**Direction:** Below are some records. How many of their lines contain the string "datos"? Give the number only.

[Data tied to figure images]

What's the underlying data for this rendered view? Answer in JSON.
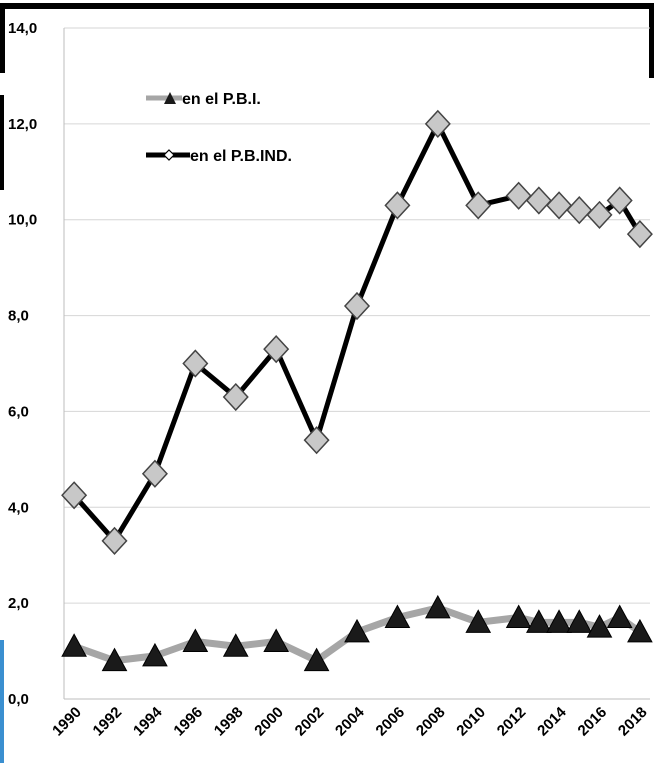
{
  "chart_data": {
    "type": "line",
    "title": "",
    "xlabel": "",
    "ylabel": "",
    "ylim": [
      0,
      14
    ],
    "yticks": [
      "0,0",
      "2,0",
      "4,0",
      "6,0",
      "8,0",
      "10,0",
      "12,0",
      "14,0"
    ],
    "xticks": [
      "1990",
      "1992",
      "1994",
      "1996",
      "1998",
      "2000",
      "2002",
      "2004",
      "2006",
      "2008",
      "2010",
      "2012",
      "2014",
      "2016",
      "2018"
    ],
    "xlim": [
      1990,
      2019
    ],
    "grid": "horizontal",
    "legend_position": "top-left",
    "series": [
      {
        "name": "en el P.B.I.",
        "marker": "triangle",
        "line_color": "#a6a6a6",
        "marker_color": "#1a1a1a",
        "x": [
          1990.5,
          1992.5,
          1994.5,
          1996.5,
          1998.5,
          2000.5,
          2002.5,
          2004.5,
          2006.5,
          2008.5,
          2010.5,
          2012.5,
          2013.5,
          2014.5,
          2015.5,
          2016.5,
          2017.5,
          2018.5
        ],
        "values": [
          1.1,
          0.8,
          0.9,
          1.2,
          1.1,
          1.2,
          0.8,
          1.4,
          1.7,
          1.9,
          1.6,
          1.7,
          1.6,
          1.6,
          1.6,
          1.5,
          1.7,
          1.4
        ]
      },
      {
        "name": "en el P.B.IND.",
        "marker": "diamond",
        "line_color": "#000000",
        "marker_color": "#c8c8c8",
        "x": [
          1990.5,
          1992.5,
          1994.5,
          1996.5,
          1998.5,
          2000.5,
          2002.5,
          2004.5,
          2006.5,
          2008.5,
          2010.5,
          2012.5,
          2013.5,
          2014.5,
          2015.5,
          2016.5,
          2017.5,
          2018.5
        ],
        "values": [
          4.25,
          3.3,
          4.7,
          7.0,
          6.3,
          7.3,
          5.4,
          8.2,
          10.3,
          12.0,
          10.3,
          10.5,
          10.4,
          10.3,
          10.2,
          10.1,
          10.4,
          9.7
        ]
      }
    ]
  }
}
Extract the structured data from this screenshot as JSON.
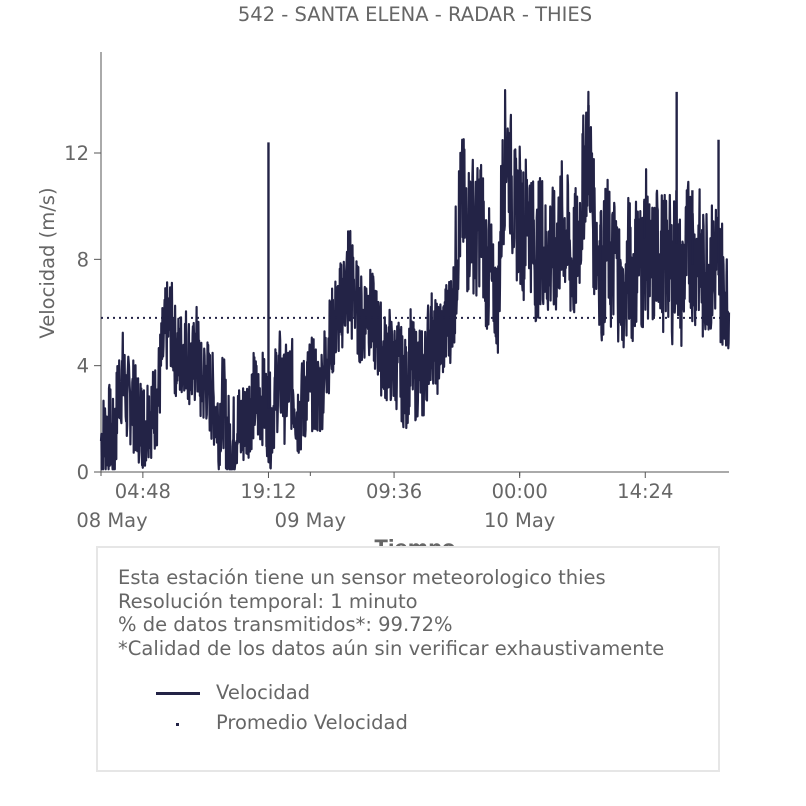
{
  "chart_data": {
    "type": "line",
    "title": "542 - SANTA ELENA - RADAR - THIES",
    "xlabel": "Tiempo",
    "ylabel": "Velocidad (m/s)",
    "ylim": [
      0,
      15.8
    ],
    "yticks": [
      "0",
      "4",
      "8",
      "12"
    ],
    "xticks": [
      {
        "label": "04:48",
        "hours_from_start": 4.8
      },
      {
        "label": "19:12",
        "hours_from_start": 19.2
      },
      {
        "label": "09:36",
        "hours_from_start": 33.6
      },
      {
        "label": "00:00",
        "hours_from_start": 48.0
      },
      {
        "label": "14:24",
        "hours_from_start": 62.4
      }
    ],
    "date_labels": [
      {
        "label": "08 May",
        "hours_from_start": 0
      },
      {
        "label": "09 May",
        "hours_from_start": 24
      },
      {
        "label": "10 May",
        "hours_from_start": 48
      }
    ],
    "xlim_hours": [
      0,
      72
    ],
    "grid": false,
    "series": [
      {
        "name": "Velocidad",
        "color": "#232346",
        "style": "solid",
        "points": [
          [
            0.0,
            1.2
          ],
          [
            0.5,
            1.4
          ],
          [
            1.0,
            1.6
          ],
          [
            1.5,
            0.8
          ],
          [
            2.0,
            3.2
          ],
          [
            2.5,
            3.6
          ],
          [
            3.0,
            2.6
          ],
          [
            3.5,
            2.8
          ],
          [
            4.0,
            2.2
          ],
          [
            4.5,
            2.0
          ],
          [
            5.0,
            1.8
          ],
          [
            5.5,
            2.4
          ],
          [
            6.0,
            2.2
          ],
          [
            6.5,
            2.8
          ],
          [
            7.0,
            4.4
          ],
          [
            7.5,
            5.4
          ],
          [
            8.0,
            5.6
          ],
          [
            8.5,
            4.6
          ],
          [
            9.0,
            4.2
          ],
          [
            9.5,
            4.8
          ],
          [
            10.0,
            4.4
          ],
          [
            10.5,
            3.8
          ],
          [
            11.0,
            4.6
          ],
          [
            11.5,
            3.2
          ],
          [
            12.0,
            3.6
          ],
          [
            12.5,
            3.0
          ],
          [
            13.0,
            2.6
          ],
          [
            13.5,
            1.8
          ],
          [
            14.0,
            2.8
          ],
          [
            14.5,
            1.4
          ],
          [
            15.0,
            0.8
          ],
          [
            15.5,
            1.8
          ],
          [
            16.0,
            1.6
          ],
          [
            16.5,
            2.0
          ],
          [
            17.0,
            2.4
          ],
          [
            17.5,
            2.8
          ],
          [
            18.0,
            2.6
          ],
          [
            18.5,
            2.8
          ],
          [
            19.0,
            2.4
          ],
          [
            19.5,
            1.8
          ],
          [
            20.0,
            3.0
          ],
          [
            20.5,
            3.6
          ],
          [
            21.0,
            2.8
          ],
          [
            21.5,
            3.4
          ],
          [
            22.0,
            3.2
          ],
          [
            22.5,
            2.2
          ],
          [
            23.0,
            2.4
          ],
          [
            23.5,
            3.0
          ],
          [
            24.0,
            3.4
          ],
          [
            24.5,
            3.2
          ],
          [
            25.0,
            2.8
          ],
          [
            25.5,
            3.6
          ],
          [
            26.0,
            4.6
          ],
          [
            26.5,
            5.2
          ],
          [
            27.0,
            5.8
          ],
          [
            27.5,
            6.2
          ],
          [
            28.0,
            6.8
          ],
          [
            28.5,
            7.4
          ],
          [
            29.0,
            6.8
          ],
          [
            29.5,
            6.0
          ],
          [
            30.0,
            5.6
          ],
          [
            30.5,
            6.4
          ],
          [
            31.0,
            5.8
          ],
          [
            31.5,
            5.4
          ],
          [
            32.0,
            4.8
          ],
          [
            32.5,
            4.2
          ],
          [
            33.0,
            4.6
          ],
          [
            33.5,
            3.8
          ],
          [
            34.0,
            4.2
          ],
          [
            34.5,
            3.6
          ],
          [
            35.0,
            3.2
          ],
          [
            35.5,
            4.4
          ],
          [
            36.0,
            3.6
          ],
          [
            36.5,
            4.0
          ],
          [
            37.0,
            3.4
          ],
          [
            37.5,
            4.8
          ],
          [
            38.0,
            5.2
          ],
          [
            38.5,
            4.6
          ],
          [
            39.0,
            5.0
          ],
          [
            39.5,
            5.4
          ],
          [
            40.0,
            5.8
          ],
          [
            40.5,
            6.6
          ],
          [
            41.0,
            9.4
          ],
          [
            41.5,
            10.2
          ],
          [
            42.0,
            9.0
          ],
          [
            42.5,
            9.8
          ],
          [
            43.0,
            8.6
          ],
          [
            43.5,
            9.8
          ],
          [
            44.0,
            8.2
          ],
          [
            44.5,
            7.4
          ],
          [
            45.0,
            6.8
          ],
          [
            45.5,
            6.2
          ],
          [
            46.0,
            10.4
          ],
          [
            46.5,
            12.6
          ],
          [
            47.0,
            11.0
          ],
          [
            47.5,
            9.6
          ],
          [
            48.0,
            9.8
          ],
          [
            48.5,
            9.0
          ],
          [
            49.0,
            10.2
          ],
          [
            49.5,
            8.6
          ],
          [
            50.0,
            8.0
          ],
          [
            50.5,
            9.2
          ],
          [
            51.0,
            7.8
          ],
          [
            51.5,
            8.4
          ],
          [
            52.0,
            8.0
          ],
          [
            52.5,
            8.8
          ],
          [
            53.0,
            9.4
          ],
          [
            53.5,
            8.6
          ],
          [
            54.0,
            7.8
          ],
          [
            54.5,
            8.2
          ],
          [
            55.0,
            9.6
          ],
          [
            55.5,
            11.8
          ],
          [
            56.0,
            12.2
          ],
          [
            56.5,
            9.2
          ],
          [
            57.0,
            8.4
          ],
          [
            57.5,
            7.2
          ],
          [
            58.0,
            8.8
          ],
          [
            58.5,
            7.6
          ],
          [
            59.0,
            8.2
          ],
          [
            59.5,
            7.0
          ],
          [
            60.0,
            6.2
          ],
          [
            60.5,
            8.0
          ],
          [
            61.0,
            7.2
          ],
          [
            61.5,
            8.4
          ],
          [
            62.0,
            7.6
          ],
          [
            62.5,
            8.8
          ],
          [
            63.0,
            7.4
          ],
          [
            63.5,
            8.0
          ],
          [
            64.0,
            8.6
          ],
          [
            64.5,
            7.8
          ],
          [
            65.0,
            8.2
          ],
          [
            65.5,
            7.4
          ],
          [
            66.0,
            8.6
          ],
          [
            66.5,
            7.0
          ],
          [
            67.0,
            8.0
          ],
          [
            67.5,
            8.8
          ],
          [
            68.0,
            7.8
          ],
          [
            68.5,
            8.4
          ],
          [
            69.0,
            7.2
          ],
          [
            69.5,
            8.0
          ],
          [
            70.0,
            7.6
          ],
          [
            70.5,
            8.2
          ],
          [
            71.0,
            7.4
          ],
          [
            71.5,
            6.8
          ],
          [
            72.0,
            6.0
          ]
        ],
        "spikes": [
          [
            19.2,
            12.4
          ],
          [
            46.6,
            12.2
          ],
          [
            55.9,
            13.8
          ],
          [
            57.3,
            9.8
          ],
          [
            62.3,
            10.2
          ],
          [
            66.0,
            14.3
          ],
          [
            67.8,
            10.6
          ],
          [
            70.8,
            12.5
          ]
        ]
      },
      {
        "name": "Promedio Velocidad",
        "color": "#232346",
        "style": "dotted",
        "value": 5.8
      }
    ],
    "legend_position": "bottom-box"
  },
  "info": {
    "line1": "Esta estación tiene un sensor meteorologico thies",
    "line2": "Resolución temporal: 1 minuto",
    "line3": "% de datos transmitidos*: 99.72%",
    "line4": "*Calidad de los datos aún sin verificar exhaustivamente"
  },
  "legend": {
    "item1": "Velocidad",
    "item2": "Promedio Velocidad"
  }
}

**Full solution:** 2